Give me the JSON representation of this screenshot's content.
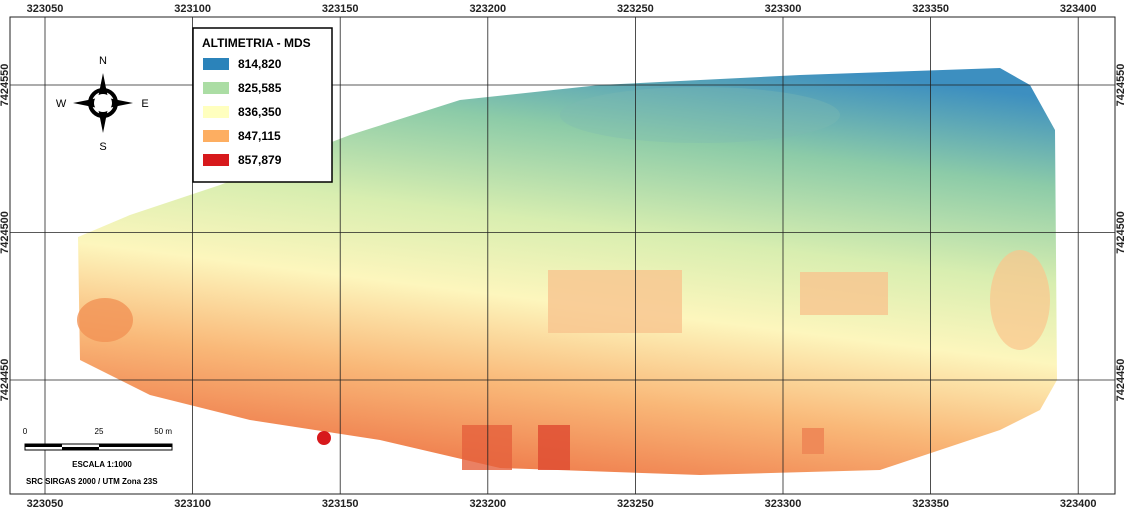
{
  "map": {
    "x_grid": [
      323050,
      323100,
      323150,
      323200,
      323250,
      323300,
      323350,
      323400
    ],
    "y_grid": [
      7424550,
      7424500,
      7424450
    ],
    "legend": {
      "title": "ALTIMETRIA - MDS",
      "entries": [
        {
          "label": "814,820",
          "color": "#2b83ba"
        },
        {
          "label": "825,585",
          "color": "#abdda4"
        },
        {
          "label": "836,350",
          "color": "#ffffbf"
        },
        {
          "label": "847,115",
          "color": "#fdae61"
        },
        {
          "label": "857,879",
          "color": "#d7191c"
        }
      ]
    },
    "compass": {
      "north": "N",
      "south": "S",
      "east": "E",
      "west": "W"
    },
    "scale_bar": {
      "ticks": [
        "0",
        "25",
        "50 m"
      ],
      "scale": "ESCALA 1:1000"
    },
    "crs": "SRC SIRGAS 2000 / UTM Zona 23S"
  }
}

━━━━━━━━━━

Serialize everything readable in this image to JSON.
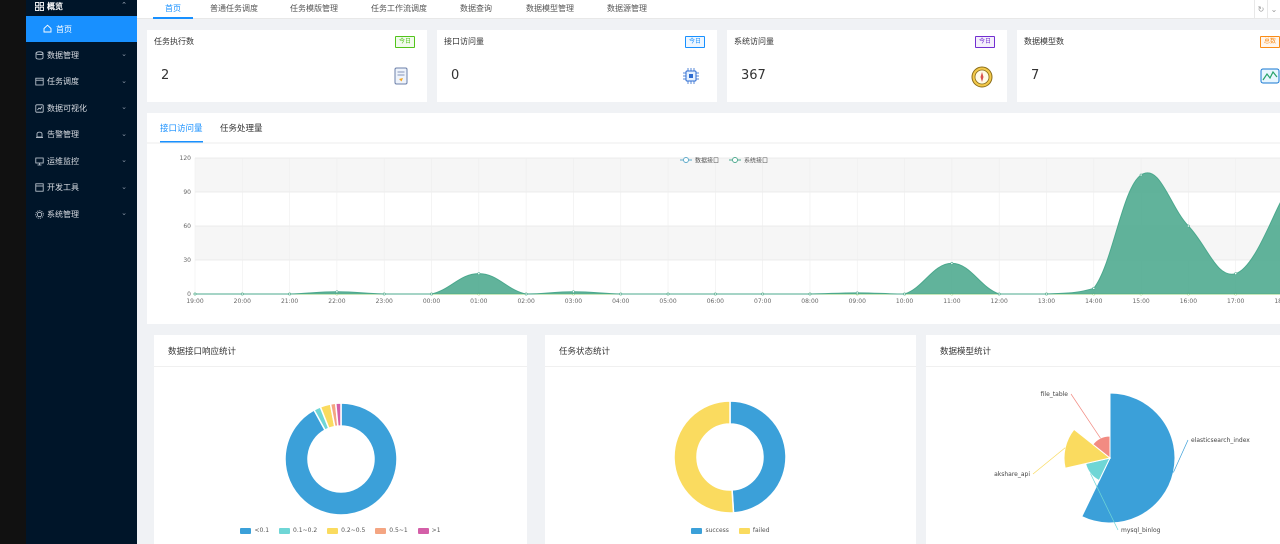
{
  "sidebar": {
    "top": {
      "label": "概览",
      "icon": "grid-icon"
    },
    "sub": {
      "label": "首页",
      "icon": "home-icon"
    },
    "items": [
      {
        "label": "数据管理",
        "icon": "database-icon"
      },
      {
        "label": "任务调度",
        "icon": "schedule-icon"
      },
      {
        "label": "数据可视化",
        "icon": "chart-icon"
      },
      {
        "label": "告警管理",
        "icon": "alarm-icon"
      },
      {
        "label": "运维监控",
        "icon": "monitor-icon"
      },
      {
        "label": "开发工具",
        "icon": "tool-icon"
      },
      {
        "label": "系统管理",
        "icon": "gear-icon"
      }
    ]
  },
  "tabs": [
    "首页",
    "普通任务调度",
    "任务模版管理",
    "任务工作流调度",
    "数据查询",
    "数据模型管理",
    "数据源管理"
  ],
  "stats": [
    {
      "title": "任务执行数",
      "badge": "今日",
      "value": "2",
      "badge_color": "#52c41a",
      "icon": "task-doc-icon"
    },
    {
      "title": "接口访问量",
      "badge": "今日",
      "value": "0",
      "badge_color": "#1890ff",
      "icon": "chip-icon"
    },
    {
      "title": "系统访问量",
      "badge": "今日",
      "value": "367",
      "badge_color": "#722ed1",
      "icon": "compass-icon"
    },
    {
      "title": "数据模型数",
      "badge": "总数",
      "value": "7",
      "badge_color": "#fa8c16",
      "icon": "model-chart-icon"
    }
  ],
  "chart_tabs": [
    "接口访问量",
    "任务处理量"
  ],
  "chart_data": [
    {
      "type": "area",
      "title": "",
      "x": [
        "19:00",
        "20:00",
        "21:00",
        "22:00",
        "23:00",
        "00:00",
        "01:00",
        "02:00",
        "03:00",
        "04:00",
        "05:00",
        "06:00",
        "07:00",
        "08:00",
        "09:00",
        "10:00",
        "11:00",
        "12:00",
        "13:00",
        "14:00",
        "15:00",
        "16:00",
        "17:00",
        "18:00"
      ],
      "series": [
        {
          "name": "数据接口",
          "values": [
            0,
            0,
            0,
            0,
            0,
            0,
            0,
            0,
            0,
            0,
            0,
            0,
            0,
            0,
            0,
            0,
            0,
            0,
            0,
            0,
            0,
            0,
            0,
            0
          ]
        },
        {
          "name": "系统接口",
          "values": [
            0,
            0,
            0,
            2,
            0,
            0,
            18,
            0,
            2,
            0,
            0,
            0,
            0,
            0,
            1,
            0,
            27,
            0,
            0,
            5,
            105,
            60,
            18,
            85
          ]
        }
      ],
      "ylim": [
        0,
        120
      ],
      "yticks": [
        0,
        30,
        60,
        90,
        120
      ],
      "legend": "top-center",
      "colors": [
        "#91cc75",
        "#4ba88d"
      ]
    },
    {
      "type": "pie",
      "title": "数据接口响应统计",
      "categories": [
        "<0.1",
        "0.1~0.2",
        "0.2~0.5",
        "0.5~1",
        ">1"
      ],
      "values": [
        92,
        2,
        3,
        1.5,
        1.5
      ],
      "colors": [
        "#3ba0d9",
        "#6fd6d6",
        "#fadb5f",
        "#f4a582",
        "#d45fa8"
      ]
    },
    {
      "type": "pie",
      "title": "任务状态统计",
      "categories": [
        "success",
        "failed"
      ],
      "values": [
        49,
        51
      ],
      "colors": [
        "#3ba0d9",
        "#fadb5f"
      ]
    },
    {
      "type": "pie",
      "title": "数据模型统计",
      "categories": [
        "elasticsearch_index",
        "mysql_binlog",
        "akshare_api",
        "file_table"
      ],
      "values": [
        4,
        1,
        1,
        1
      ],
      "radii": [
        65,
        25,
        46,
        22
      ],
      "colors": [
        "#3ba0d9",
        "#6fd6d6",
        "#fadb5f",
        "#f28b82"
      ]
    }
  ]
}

━━━━━━━━━━

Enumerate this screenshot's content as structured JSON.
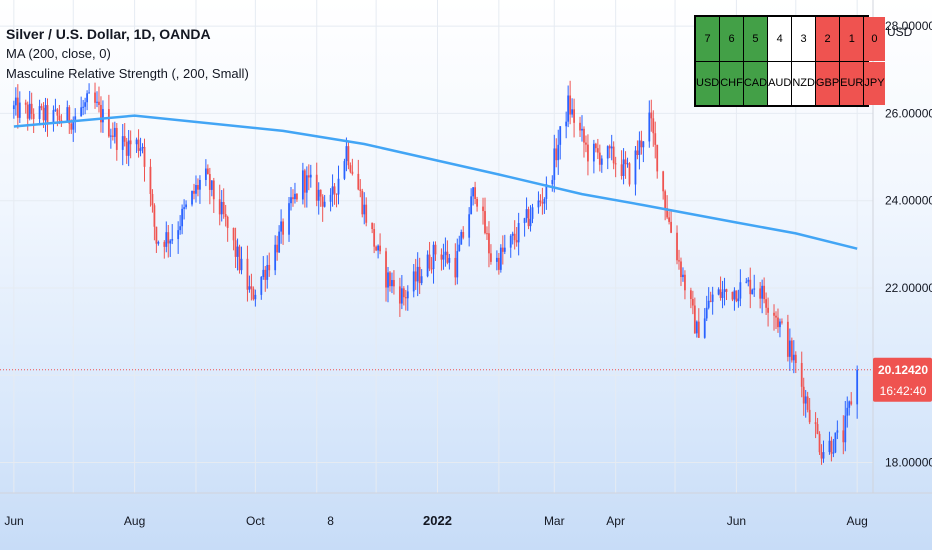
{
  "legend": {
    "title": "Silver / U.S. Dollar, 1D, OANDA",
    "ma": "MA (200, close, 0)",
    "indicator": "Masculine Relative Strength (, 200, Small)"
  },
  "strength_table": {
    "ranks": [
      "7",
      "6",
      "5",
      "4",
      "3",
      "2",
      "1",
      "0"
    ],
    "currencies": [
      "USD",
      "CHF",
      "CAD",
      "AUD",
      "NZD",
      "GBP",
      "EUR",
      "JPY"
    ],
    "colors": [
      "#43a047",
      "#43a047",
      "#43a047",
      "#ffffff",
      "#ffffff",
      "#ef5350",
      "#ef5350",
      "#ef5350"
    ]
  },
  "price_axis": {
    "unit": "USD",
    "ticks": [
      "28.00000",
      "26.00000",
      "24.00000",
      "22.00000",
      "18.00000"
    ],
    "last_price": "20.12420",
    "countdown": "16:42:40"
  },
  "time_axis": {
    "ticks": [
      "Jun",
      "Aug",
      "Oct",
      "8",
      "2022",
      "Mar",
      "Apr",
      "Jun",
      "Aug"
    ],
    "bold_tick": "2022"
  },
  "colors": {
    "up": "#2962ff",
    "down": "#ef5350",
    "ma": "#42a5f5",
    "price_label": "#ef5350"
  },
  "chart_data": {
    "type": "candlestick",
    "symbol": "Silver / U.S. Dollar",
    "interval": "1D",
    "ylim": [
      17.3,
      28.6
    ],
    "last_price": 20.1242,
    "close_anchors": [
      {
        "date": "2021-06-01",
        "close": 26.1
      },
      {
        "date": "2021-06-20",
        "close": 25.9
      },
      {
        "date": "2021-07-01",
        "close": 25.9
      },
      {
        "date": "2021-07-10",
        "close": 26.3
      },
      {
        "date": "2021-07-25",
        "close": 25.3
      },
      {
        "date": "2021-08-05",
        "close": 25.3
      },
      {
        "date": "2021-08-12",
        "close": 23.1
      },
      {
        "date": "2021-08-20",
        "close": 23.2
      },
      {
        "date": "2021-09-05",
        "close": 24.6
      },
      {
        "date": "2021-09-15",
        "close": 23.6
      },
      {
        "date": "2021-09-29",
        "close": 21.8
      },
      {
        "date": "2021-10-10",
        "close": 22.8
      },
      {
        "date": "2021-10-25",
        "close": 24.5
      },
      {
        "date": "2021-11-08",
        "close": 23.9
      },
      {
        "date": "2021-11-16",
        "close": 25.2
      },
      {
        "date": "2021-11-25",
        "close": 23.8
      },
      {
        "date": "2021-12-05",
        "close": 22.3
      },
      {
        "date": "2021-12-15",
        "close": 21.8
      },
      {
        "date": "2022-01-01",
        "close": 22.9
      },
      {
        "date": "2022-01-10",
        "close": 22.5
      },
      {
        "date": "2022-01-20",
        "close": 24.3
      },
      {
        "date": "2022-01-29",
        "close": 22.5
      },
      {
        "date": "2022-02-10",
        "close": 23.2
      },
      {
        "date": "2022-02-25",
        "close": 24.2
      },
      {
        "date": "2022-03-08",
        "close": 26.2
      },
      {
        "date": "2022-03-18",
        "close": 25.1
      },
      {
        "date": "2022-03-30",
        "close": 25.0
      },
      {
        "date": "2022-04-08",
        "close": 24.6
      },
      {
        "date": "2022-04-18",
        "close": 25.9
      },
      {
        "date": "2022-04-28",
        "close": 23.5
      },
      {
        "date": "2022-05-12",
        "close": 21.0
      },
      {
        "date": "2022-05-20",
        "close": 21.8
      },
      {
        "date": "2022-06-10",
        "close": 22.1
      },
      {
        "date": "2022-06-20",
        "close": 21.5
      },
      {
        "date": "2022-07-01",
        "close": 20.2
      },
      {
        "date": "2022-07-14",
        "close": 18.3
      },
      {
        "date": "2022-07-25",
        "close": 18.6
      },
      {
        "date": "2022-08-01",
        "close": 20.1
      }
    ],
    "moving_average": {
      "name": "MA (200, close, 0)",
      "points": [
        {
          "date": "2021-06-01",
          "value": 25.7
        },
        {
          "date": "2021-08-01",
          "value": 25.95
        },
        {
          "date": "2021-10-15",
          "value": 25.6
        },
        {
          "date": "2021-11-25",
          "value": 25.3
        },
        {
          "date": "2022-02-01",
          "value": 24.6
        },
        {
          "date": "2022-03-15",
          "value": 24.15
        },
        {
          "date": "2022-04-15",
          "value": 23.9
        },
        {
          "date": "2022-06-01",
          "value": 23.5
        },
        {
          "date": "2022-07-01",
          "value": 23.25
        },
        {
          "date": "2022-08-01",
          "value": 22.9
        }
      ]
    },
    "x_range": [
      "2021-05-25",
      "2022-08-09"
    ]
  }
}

━━━━━━━━━━

▶ **WHAT IS EXPECTED**:
Extract every line containing the string "title" from the data above.

▶ **EXERCISE ANSWER**:
      "title": "ALTIMETRIA - MDS",
      "title": "任务执行数",
      "title": "接口访问量",
      "title": "系统访问量",
      "title": "数据模型数",
      "title": "",
      "title": "数据接口响应统计",
      "title": "任务状态统计",
      "title": "数据模型统计",
    "title": "Silver / U.S. Dollar, 1D, OANDA",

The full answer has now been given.